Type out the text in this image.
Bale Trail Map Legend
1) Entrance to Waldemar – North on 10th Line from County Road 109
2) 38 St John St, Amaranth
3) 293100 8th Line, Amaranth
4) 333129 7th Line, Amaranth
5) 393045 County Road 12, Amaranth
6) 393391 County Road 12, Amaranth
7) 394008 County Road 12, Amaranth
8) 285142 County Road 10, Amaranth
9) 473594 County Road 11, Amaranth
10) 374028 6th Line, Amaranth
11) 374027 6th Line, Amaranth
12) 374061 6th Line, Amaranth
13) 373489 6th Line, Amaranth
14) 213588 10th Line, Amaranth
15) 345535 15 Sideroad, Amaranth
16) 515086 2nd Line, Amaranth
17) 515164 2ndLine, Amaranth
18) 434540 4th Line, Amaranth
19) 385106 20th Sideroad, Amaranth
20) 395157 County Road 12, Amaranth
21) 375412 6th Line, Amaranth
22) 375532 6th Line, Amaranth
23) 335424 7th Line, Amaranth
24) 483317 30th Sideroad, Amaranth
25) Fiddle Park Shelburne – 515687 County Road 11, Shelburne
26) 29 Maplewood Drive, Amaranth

:::

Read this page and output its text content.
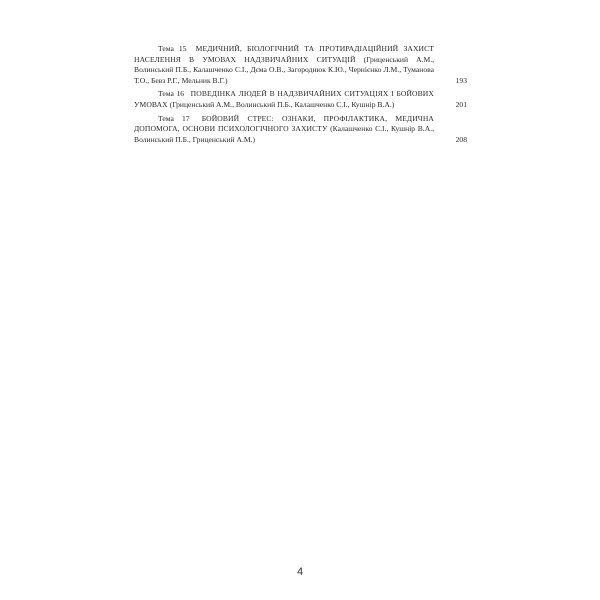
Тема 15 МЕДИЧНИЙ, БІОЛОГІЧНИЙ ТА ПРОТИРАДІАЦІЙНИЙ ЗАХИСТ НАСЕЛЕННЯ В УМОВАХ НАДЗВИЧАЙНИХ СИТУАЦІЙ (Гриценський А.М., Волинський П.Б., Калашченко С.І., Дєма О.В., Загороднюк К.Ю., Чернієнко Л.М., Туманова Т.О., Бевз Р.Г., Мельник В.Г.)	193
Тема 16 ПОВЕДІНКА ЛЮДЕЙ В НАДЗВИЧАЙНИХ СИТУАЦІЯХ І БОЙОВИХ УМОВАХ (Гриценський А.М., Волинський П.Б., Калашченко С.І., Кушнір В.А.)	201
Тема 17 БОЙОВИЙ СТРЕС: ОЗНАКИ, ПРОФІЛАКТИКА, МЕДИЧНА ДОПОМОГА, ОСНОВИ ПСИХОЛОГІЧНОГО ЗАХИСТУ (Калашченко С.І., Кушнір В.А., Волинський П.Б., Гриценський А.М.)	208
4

:::

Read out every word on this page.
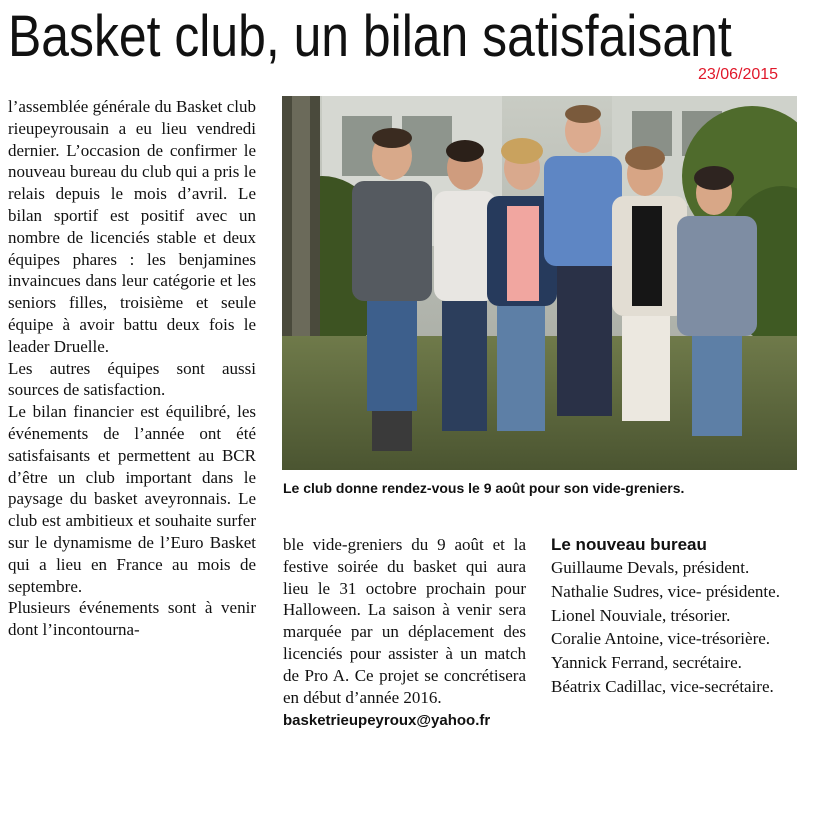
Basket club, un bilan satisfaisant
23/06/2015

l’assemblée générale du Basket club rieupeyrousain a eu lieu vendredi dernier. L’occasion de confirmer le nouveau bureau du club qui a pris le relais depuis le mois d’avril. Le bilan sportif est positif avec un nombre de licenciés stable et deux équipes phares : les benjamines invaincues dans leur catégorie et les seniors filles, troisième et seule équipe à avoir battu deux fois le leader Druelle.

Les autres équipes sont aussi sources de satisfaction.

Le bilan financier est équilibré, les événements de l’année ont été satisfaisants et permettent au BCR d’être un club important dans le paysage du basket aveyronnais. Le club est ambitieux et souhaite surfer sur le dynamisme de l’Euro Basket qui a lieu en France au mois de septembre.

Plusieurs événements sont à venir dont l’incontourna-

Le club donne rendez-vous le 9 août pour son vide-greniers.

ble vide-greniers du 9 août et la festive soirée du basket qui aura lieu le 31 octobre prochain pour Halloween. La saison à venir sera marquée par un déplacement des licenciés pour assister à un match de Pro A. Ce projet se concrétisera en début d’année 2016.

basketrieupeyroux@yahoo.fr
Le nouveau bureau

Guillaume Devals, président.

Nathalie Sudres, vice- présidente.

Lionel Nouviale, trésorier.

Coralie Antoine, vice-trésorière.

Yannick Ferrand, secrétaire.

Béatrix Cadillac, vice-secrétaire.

:::

#### [TASK OBJECTIVE]
Report only how many lines in the listing contain the string "this".

#### [FINISHED ANSWER]
3